## Given problem
The complete listing should be restated exactly.
* BEGIN Data provided *
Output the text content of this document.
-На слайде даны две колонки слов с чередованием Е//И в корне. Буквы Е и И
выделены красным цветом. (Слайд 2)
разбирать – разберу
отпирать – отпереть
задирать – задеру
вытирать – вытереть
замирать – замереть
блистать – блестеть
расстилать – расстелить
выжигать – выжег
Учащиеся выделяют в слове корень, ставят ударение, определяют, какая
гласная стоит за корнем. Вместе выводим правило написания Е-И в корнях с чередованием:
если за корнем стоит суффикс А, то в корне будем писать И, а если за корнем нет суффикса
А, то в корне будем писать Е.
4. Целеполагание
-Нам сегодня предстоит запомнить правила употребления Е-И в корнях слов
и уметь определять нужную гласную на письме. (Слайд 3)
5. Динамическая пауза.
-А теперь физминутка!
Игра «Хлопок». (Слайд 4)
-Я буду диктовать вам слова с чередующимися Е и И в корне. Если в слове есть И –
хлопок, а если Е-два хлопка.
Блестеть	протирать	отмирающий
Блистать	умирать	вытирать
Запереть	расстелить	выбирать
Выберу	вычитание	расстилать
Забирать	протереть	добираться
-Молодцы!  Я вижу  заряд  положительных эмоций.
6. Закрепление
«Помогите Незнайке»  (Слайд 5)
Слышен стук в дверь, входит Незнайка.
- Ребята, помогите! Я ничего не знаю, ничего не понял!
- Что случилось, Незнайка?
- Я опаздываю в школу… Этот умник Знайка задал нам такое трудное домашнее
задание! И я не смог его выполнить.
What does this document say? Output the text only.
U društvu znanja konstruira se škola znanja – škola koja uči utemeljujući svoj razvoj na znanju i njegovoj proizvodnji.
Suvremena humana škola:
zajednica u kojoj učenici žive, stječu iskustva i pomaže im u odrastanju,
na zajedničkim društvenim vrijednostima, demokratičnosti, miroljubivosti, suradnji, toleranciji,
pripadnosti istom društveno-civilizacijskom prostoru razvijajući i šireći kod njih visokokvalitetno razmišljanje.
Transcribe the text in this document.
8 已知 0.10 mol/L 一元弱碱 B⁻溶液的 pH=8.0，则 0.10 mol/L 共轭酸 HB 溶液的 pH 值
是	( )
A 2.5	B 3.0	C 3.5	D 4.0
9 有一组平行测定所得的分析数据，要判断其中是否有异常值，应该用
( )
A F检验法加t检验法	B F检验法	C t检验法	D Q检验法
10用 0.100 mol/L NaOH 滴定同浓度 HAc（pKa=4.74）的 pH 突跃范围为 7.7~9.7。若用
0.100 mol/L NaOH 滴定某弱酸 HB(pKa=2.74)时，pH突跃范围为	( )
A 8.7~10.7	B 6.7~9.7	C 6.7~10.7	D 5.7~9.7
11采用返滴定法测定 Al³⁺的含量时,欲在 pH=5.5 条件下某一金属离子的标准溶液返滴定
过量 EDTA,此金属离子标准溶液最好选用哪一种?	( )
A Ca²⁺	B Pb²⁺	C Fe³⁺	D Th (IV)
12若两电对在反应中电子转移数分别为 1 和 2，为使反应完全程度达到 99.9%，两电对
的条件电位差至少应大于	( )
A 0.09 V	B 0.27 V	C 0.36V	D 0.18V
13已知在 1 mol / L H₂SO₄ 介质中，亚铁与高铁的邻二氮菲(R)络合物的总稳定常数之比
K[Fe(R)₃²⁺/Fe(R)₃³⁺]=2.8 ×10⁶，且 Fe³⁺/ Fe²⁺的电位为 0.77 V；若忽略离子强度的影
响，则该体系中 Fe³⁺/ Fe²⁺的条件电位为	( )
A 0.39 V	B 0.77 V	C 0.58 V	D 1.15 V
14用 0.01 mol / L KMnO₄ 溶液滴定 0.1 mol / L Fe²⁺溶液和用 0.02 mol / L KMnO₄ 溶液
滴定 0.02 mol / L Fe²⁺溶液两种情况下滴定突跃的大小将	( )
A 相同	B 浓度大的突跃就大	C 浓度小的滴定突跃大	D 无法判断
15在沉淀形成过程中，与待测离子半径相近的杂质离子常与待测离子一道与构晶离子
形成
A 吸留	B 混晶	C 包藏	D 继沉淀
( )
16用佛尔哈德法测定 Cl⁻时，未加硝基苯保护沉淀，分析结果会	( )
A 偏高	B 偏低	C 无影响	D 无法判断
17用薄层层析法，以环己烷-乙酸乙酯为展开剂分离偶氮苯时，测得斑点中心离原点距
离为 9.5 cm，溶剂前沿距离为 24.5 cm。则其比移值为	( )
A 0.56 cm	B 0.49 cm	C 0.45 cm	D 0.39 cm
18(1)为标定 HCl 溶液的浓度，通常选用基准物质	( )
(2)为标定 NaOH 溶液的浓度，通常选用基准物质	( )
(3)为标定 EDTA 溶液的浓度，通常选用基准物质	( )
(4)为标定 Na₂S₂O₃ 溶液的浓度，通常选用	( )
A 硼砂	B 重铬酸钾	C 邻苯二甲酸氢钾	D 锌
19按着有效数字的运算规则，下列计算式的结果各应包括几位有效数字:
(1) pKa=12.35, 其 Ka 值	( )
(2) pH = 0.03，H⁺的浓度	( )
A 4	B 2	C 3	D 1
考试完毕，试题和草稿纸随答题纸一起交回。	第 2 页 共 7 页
* END Data provided *
## Task solution
Output the text content of this document.
-На слайде даны две колонки слов с чередованием Е//И в корне. Буквы Е и И
выделены красным цветом. (Слайд 2)
разбирать – разберу
отпирать – отпереть
задирать – задеру
вытирать – вытереть
замирать – замереть
блистать – блестеть
расстилать – расстелить
выжигать – выжег
Учащиеся выделяют в слове корень, ставят ударение, определяют, какая
гласная стоит за корнем. Вместе выводим правило написания Е-И в корнях с чередованием:
если за корнем стоит суффикс А, то в корне будем писать И, а если за корнем нет суффикса
А, то в корне будем писать Е.
4. Целеполагание
-Нам сегодня предстоит запомнить правила употребления Е-И в корнях слов
и уметь определять нужную гласную на письме. (Слайд 3)
5. Динамическая пауза.
-А теперь физминутка!
Игра «Хлопок». (Слайд 4)
-Я буду диктовать вам слова с чередующимися Е и И в корне. Если в слове есть И –
хлопок, а если Е-два хлопка.
Блестеть	протирать	отмирающий
Блистать	умирать	вытирать
Запереть	расстелить	выбирать
Выберу	вычитание	расстилать
Забирать	протереть	добираться
-Молодцы!  Я вижу  заряд  положительных эмоций.
6. Закрепление
«Помогите Незнайке»  (Слайд 5)
Слышен стук в дверь, входит Незнайка.
- Ребята, помогите! Я ничего не знаю, ничего не понял!
- Что случилось, Незнайка?
- Я опаздываю в школу… Этот умник Знайка задал нам такое трудное домашнее
задание! И я не смог его выполнить.
What does this document say? Output the text only.
U društvu znanja konstruira se škola znanja – škola koja uči utemeljujući svoj razvoj na znanju i njegovoj proizvodnji.
Suvremena humana škola:
zajednica u kojoj učenici žive, stječu iskustva i pomaže im u odrastanju,
na zajedničkim društvenim vrijednostima, demokratičnosti, miroljubivosti, suradnji, toleranciji,
pripadnosti istom društveno-civilizacijskom prostoru razvijajući i šireći kod njih visokokvalitetno razmišljanje.
Transcribe the text in this document.
8 已知 0.10 mol/L 一元弱碱 B⁻溶液的 pH=8.0，则 0.10 mol/L 共轭酸 HB 溶液的 pH 值
是	( )
A 2.5	B 3.0	C 3.5	D 4.0
9 有一组平行测定所得的分析数据，要判断其中是否有异常值，应该用
( )
A F检验法加t检验法	B F检验法	C t检验法	D Q检验法
10用 0.100 mol/L NaOH 滴定同浓度 HAc（pKa=4.74）的 pH 突跃范围为 7.7~9.7。若用
0.100 mol/L NaOH 滴定某弱酸 HB(pKa=2.74)时，pH突跃范围为	( )
A 8.7~10.7	B 6.7~9.7	C 6.7~10.7	D 5.7~9.7
11采用返滴定法测定 Al³⁺的含量时,欲在 pH=5.5 条件下某一金属离子的标准溶液返滴定
过量 EDTA,此金属离子标准溶液最好选用哪一种?	( )
A Ca²⁺	B Pb²⁺	C Fe³⁺	D Th (IV)
12若两电对在反应中电子转移数分别为 1 和 2，为使反应完全程度达到 99.9%，两电对
的条件电位差至少应大于	( )
A 0.09 V	B 0.27 V	C 0.36V	D 0.18V
13已知在 1 mol / L H₂SO₄ 介质中，亚铁与高铁的邻二氮菲(R)络合物的总稳定常数之比
K[Fe(R)₃²⁺/Fe(R)₃³⁺]=2.8 ×10⁶，且 Fe³⁺/ Fe²⁺的电位为 0.77 V；若忽略离子强度的影
响，则该体系中 Fe³⁺/ Fe²⁺的条件电位为	( )
A 0.39 V	B 0.77 V	C 0.58 V	D 1.15 V
14用 0.01 mol / L KMnO₄ 溶液滴定 0.1 mol / L Fe²⁺溶液和用 0.02 mol / L KMnO₄ 溶液
滴定 0.02 mol / L Fe²⁺溶液两种情况下滴定突跃的大小将	( )
A 相同	B 浓度大的突跃就大	C 浓度小的滴定突跃大	D 无法判断
15在沉淀形成过程中，与待测离子半径相近的杂质离子常与待测离子一道与构晶离子
形成
A 吸留	B 混晶	C 包藏	D 继沉淀
( )
16用佛尔哈德法测定 Cl⁻时，未加硝基苯保护沉淀，分析结果会	( )
A 偏高	B 偏低	C 无影响	D 无法判断
17用薄层层析法，以环己烷-乙酸乙酯为展开剂分离偶氮苯时，测得斑点中心离原点距
离为 9.5 cm，溶剂前沿距离为 24.5 cm。则其比移值为	( )
A 0.56 cm	B 0.49 cm	C 0.45 cm	D 0.39 cm
18(1)为标定 HCl 溶液的浓度，通常选用基准物质	( )
(2)为标定 NaOH 溶液的浓度，通常选用基准物质	( )
(3)为标定 EDTA 溶液的浓度，通常选用基准物质	( )
(4)为标定 Na₂S₂O₃ 溶液的浓度，通常选用	( )
A 硼砂	B 重铬酸钾	C 邻苯二甲酸氢钾	D 锌
19按着有效数字的运算规则，下列计算式的结果各应包括几位有效数字:
(1) pKa=12.35, 其 Ka 值	( )
(2) pH = 0.03，H⁺的浓度	( )
A 4	B 2	C 3	D 1
考试完毕，试题和草稿纸随答题纸一起交回。	第 2 页 共 7 页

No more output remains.